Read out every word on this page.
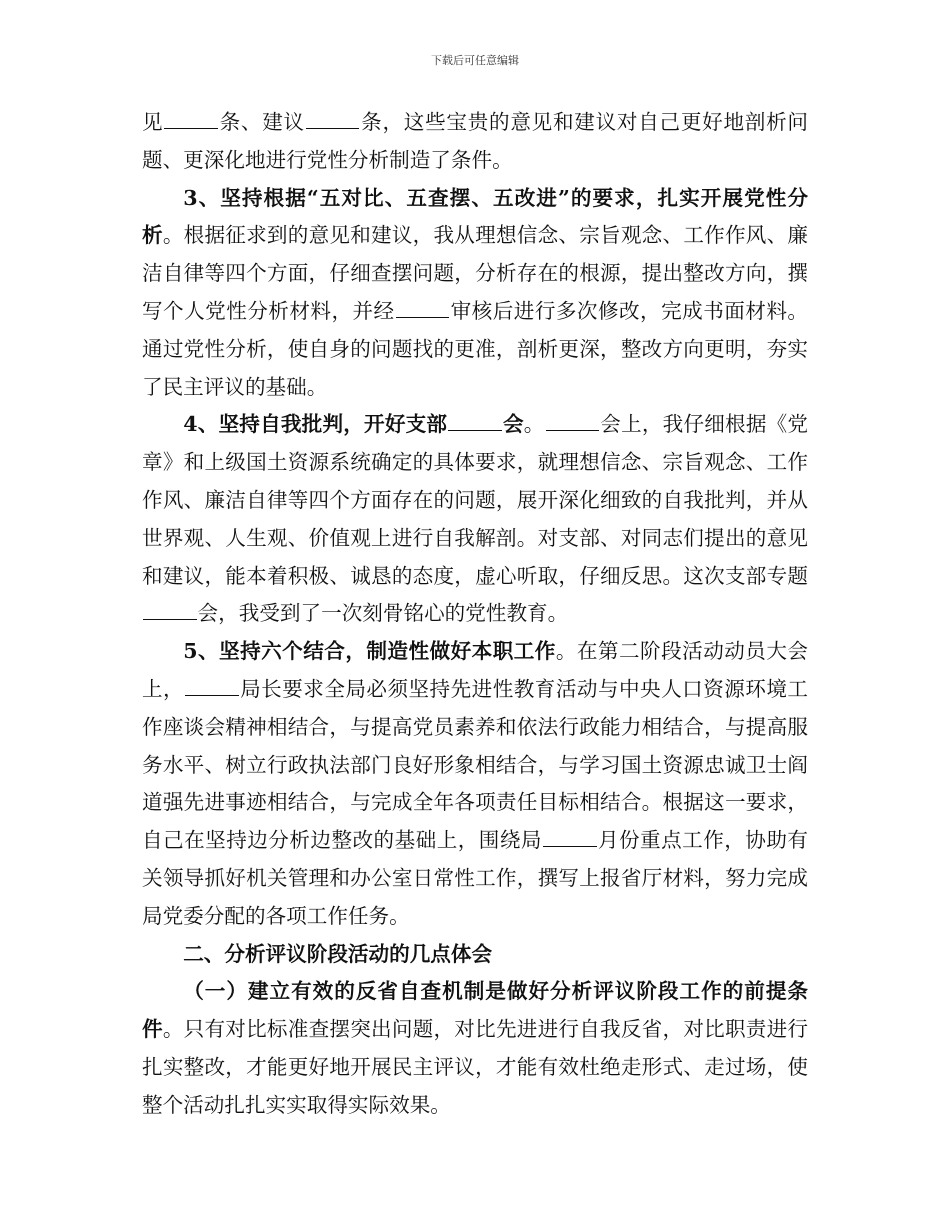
下载后可任意编辑

见	条、建议	条，这些宝贵的意见和建议对自己更好地剖析问题、更深化地进行党性分析制造了条件。

3、坚持根据“五对比、五查摆、五改进”的要求，扎实开展党性分析。根据征求到的意见和建议，我从理想信念、宗旨观念、工作作风、廉洁自律等四个方面，仔细查摆问题，分析存在的根源，提出整改方向，撰写个人党性分析材料，并经	审核后进行多次修改，完成书面材料。通过党性分析，使自身的问题找的更准，剖析更深，整改方向更明，夯实了民主评议的基础。

4、坚持自我批判，开好支部	会。	会上，我仔细根据《党章》和上级国土资源系统确定的具体要求，就理想信念、宗旨观念、工作作风、廉洁自律等四个方面存在的问题，展开深化细致的自我批判，并从世界观、人生观、价值观上进行自我解剖。对支部、对同志们提出的意见和建议，能本着积极、诚恳的态度，虚心听取，仔细反思。这次支部专题会，我受到了一次刻骨铭心的党性教育。

5、坚持六个结合，制造性做好本职工作。在第二阶段活动动员大会上，	局长要求全局必须坚持先进性教育活动与中央人口资源环境工作座谈会精神相结合，与提高党员素养和依法行政能力相结合，与提高服务水平、树立行政执法部门良好形象相结合，与学习国土资源忠诚卫士阎道强先进事迹相结合，与完成全年各项责任目标相结合。根据这一要求，自己在坚持边分析边整改的基础上，围绕局	月份重点工作，协助有关领导抓好机关管理和办公室日常性工作，撰写上报省厅材料，努力完成局党委分配的各项工作任务。

二、分析评议阶段活动的几点体会

（一）建立有效的反省自查机制是做好分析评议阶段工作的前提条件。只有对比标准查摆突出问题，对比先进进行自我反省，对比职责进行扎实整改，才能更好地开展民主评议，才能有效杜绝走形式、走过场，使整个活动扎扎实实取得实际效果。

########################################

### Job
Reproduce the records verbatim, omitting all images they contain.

### Reply to the exercise
Read out every word on this page.
下载后可任意编辑

见	条、建议	条，这些宝贵的意见和建议对自己更好地剖析问题、更深化地进行党性分析制造了条件。

3、坚持根据“五对比、五查摆、五改进”的要求，扎实开展党性分析。根据征求到的意见和建议，我从理想信念、宗旨观念、工作作风、廉洁自律等四个方面，仔细查摆问题，分析存在的根源，提出整改方向，撰写个人党性分析材料，并经	审核后进行多次修改，完成书面材料。通过党性分析，使自身的问题找的更准，剖析更深，整改方向更明，夯实了民主评议的基础。

4、坚持自我批判，开好支部	会。	会上，我仔细根据《党章》和上级国土资源系统确定的具体要求，就理想信念、宗旨观念、工作作风、廉洁自律等四个方面存在的问题，展开深化细致的自我批判，并从世界观、人生观、价值观上进行自我解剖。对支部、对同志们提出的意见和建议，能本着积极、诚恳的态度，虚心听取，仔细反思。这次支部专题会，我受到了一次刻骨铭心的党性教育。

5、坚持六个结合，制造性做好本职工作。在第二阶段活动动员大会上，	局长要求全局必须坚持先进性教育活动与中央人口资源环境工作座谈会精神相结合，与提高党员素养和依法行政能力相结合，与提高服务水平、树立行政执法部门良好形象相结合，与学习国土资源忠诚卫士阎道强先进事迹相结合，与完成全年各项责任目标相结合。根据这一要求，自己在坚持边分析边整改的基础上，围绕局	月份重点工作，协助有关领导抓好机关管理和办公室日常性工作，撰写上报省厅材料，努力完成局党委分配的各项工作任务。

二、分析评议阶段活动的几点体会

（一）建立有效的反省自查机制是做好分析评议阶段工作的前提条件。只有对比标准查摆突出问题，对比先进进行自我反省，对比职责进行扎实整改，才能更好地开展民主评议，才能有效杜绝走形式、走过场，使整个活动扎扎实实取得实际效果。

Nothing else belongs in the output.